▼
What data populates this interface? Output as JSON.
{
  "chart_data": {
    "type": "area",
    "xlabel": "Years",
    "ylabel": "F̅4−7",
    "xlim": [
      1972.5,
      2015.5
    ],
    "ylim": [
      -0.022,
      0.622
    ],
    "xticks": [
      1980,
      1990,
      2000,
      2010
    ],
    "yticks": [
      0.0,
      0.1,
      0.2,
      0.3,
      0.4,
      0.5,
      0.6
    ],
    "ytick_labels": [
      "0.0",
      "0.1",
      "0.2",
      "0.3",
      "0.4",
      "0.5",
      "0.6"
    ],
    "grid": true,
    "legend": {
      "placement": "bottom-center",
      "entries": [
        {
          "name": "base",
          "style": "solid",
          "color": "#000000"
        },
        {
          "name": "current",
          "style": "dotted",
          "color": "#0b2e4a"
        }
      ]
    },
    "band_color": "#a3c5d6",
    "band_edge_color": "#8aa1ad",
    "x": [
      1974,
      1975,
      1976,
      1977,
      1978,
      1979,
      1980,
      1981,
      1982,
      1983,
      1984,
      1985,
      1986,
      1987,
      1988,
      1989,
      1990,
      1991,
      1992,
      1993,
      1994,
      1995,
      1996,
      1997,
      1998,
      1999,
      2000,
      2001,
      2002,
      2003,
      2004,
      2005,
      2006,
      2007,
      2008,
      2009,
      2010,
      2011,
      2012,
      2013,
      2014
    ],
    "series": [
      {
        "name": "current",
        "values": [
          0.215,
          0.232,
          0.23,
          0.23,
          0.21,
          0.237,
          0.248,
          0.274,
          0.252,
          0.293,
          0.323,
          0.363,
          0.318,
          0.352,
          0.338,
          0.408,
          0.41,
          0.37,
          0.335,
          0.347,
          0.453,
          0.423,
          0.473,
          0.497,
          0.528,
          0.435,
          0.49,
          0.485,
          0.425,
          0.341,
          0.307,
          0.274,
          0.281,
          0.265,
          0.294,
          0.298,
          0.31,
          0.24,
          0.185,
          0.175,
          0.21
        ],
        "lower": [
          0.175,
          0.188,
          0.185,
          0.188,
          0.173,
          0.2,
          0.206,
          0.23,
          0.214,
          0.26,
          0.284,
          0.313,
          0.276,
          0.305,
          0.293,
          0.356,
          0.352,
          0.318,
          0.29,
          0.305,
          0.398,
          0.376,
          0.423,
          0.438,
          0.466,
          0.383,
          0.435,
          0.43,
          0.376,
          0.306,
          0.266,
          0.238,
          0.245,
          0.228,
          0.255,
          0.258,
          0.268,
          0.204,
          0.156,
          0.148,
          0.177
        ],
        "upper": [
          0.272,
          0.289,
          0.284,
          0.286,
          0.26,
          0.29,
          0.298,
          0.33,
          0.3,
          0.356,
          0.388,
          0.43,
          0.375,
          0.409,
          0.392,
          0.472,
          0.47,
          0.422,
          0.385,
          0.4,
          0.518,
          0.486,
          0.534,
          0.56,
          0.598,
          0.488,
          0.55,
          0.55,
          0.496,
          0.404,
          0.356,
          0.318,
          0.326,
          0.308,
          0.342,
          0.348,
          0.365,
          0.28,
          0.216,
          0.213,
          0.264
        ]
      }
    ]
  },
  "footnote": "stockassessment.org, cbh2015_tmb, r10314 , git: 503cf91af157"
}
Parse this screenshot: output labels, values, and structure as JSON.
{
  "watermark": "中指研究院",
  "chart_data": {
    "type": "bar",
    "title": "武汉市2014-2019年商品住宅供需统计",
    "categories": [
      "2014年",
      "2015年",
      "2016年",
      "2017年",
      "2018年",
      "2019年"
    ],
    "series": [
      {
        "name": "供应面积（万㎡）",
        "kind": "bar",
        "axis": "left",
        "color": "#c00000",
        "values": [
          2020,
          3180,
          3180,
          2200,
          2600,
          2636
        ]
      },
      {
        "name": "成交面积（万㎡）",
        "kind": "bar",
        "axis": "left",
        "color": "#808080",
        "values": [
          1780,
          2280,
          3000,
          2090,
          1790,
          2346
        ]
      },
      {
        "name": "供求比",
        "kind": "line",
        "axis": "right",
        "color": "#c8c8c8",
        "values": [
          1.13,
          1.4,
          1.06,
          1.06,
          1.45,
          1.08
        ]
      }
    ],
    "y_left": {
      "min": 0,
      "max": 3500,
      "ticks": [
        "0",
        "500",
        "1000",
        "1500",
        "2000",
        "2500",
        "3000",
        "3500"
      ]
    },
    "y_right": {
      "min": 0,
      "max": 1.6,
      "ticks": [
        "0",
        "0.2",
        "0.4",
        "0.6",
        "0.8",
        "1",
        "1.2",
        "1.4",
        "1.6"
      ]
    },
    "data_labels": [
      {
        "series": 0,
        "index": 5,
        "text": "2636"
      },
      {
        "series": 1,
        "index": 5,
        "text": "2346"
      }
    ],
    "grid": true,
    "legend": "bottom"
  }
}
▲
> Job
Extract the complete data, matching each line exactly.

> Answer to the exercise
What data populates this interface? Output as JSON.
{
  "chart_data": {
    "type": "area",
    "xlabel": "Years",
    "ylabel": "F̅4−7",
    "xlim": [
      1972.5,
      2015.5
    ],
    "ylim": [
      -0.022,
      0.622
    ],
    "xticks": [
      1980,
      1990,
      2000,
      2010
    ],
    "yticks": [
      0.0,
      0.1,
      0.2,
      0.3,
      0.4,
      0.5,
      0.6
    ],
    "ytick_labels": [
      "0.0",
      "0.1",
      "0.2",
      "0.3",
      "0.4",
      "0.5",
      "0.6"
    ],
    "grid": true,
    "legend": {
      "placement": "bottom-center",
      "entries": [
        {
          "name": "base",
          "style": "solid",
          "color": "#000000"
        },
        {
          "name": "current",
          "style": "dotted",
          "color": "#0b2e4a"
        }
      ]
    },
    "band_color": "#a3c5d6",
    "band_edge_color": "#8aa1ad",
    "x": [
      1974,
      1975,
      1976,
      1977,
      1978,
      1979,
      1980,
      1981,
      1982,
      1983,
      1984,
      1985,
      1986,
      1987,
      1988,
      1989,
      1990,
      1991,
      1992,
      1993,
      1994,
      1995,
      1996,
      1997,
      1998,
      1999,
      2000,
      2001,
      2002,
      2003,
      2004,
      2005,
      2006,
      2007,
      2008,
      2009,
      2010,
      2011,
      2012,
      2013,
      2014
    ],
    "series": [
      {
        "name": "current",
        "values": [
          0.215,
          0.232,
          0.23,
          0.23,
          0.21,
          0.237,
          0.248,
          0.274,
          0.252,
          0.293,
          0.323,
          0.363,
          0.318,
          0.352,
          0.338,
          0.408,
          0.41,
          0.37,
          0.335,
          0.347,
          0.453,
          0.423,
          0.473,
          0.497,
          0.528,
          0.435,
          0.49,
          0.485,
          0.425,
          0.341,
          0.307,
          0.274,
          0.281,
          0.265,
          0.294,
          0.298,
          0.31,
          0.24,
          0.185,
          0.175,
          0.21
        ],
        "lower": [
          0.175,
          0.188,
          0.185,
          0.188,
          0.173,
          0.2,
          0.206,
          0.23,
          0.214,
          0.26,
          0.284,
          0.313,
          0.276,
          0.305,
          0.293,
          0.356,
          0.352,
          0.318,
          0.29,
          0.305,
          0.398,
          0.376,
          0.423,
          0.438,
          0.466,
          0.383,
          0.435,
          0.43,
          0.376,
          0.306,
          0.266,
          0.238,
          0.245,
          0.228,
          0.255,
          0.258,
          0.268,
          0.204,
          0.156,
          0.148,
          0.177
        ],
        "upper": [
          0.272,
          0.289,
          0.284,
          0.286,
          0.26,
          0.29,
          0.298,
          0.33,
          0.3,
          0.356,
          0.388,
          0.43,
          0.375,
          0.409,
          0.392,
          0.472,
          0.47,
          0.422,
          0.385,
          0.4,
          0.518,
          0.486,
          0.534,
          0.56,
          0.598,
          0.488,
          0.55,
          0.55,
          0.496,
          0.404,
          0.356,
          0.318,
          0.326,
          0.308,
          0.342,
          0.348,
          0.365,
          0.28,
          0.216,
          0.213,
          0.264
        ]
      }
    ]
  },
  "footnote": "stockassessment.org, cbh2015_tmb, r10314 , git: 503cf91af157"
}
Parse this screenshot: output labels, values, and structure as JSON.
{
  "watermark": "中指研究院",
  "chart_data": {
    "type": "bar",
    "title": "武汉市2014-2019年商品住宅供需统计",
    "categories": [
      "2014年",
      "2015年",
      "2016年",
      "2017年",
      "2018年",
      "2019年"
    ],
    "series": [
      {
        "name": "供应面积（万㎡）",
        "kind": "bar",
        "axis": "left",
        "color": "#c00000",
        "values": [
          2020,
          3180,
          3180,
          2200,
          2600,
          2636
        ]
      },
      {
        "name": "成交面积（万㎡）",
        "kind": "bar",
        "axis": "left",
        "color": "#808080",
        "values": [
          1780,
          2280,
          3000,
          2090,
          1790,
          2346
        ]
      },
      {
        "name": "供求比",
        "kind": "line",
        "axis": "right",
        "color": "#c8c8c8",
        "values": [
          1.13,
          1.4,
          1.06,
          1.06,
          1.45,
          1.08
        ]
      }
    ],
    "y_left": {
      "min": 0,
      "max": 3500,
      "ticks": [
        "0",
        "500",
        "1000",
        "1500",
        "2000",
        "2500",
        "3000",
        "3500"
      ]
    },
    "y_right": {
      "min": 0,
      "max": 1.6,
      "ticks": [
        "0",
        "0.2",
        "0.4",
        "0.6",
        "0.8",
        "1",
        "1.2",
        "1.4",
        "1.6"
      ]
    },
    "data_labels": [
      {
        "series": 0,
        "index": 5,
        "text": "2636"
      },
      {
        "series": 1,
        "index": 5,
        "text": "2346"
      }
    ],
    "grid": true,
    "legend": "bottom"
  }
}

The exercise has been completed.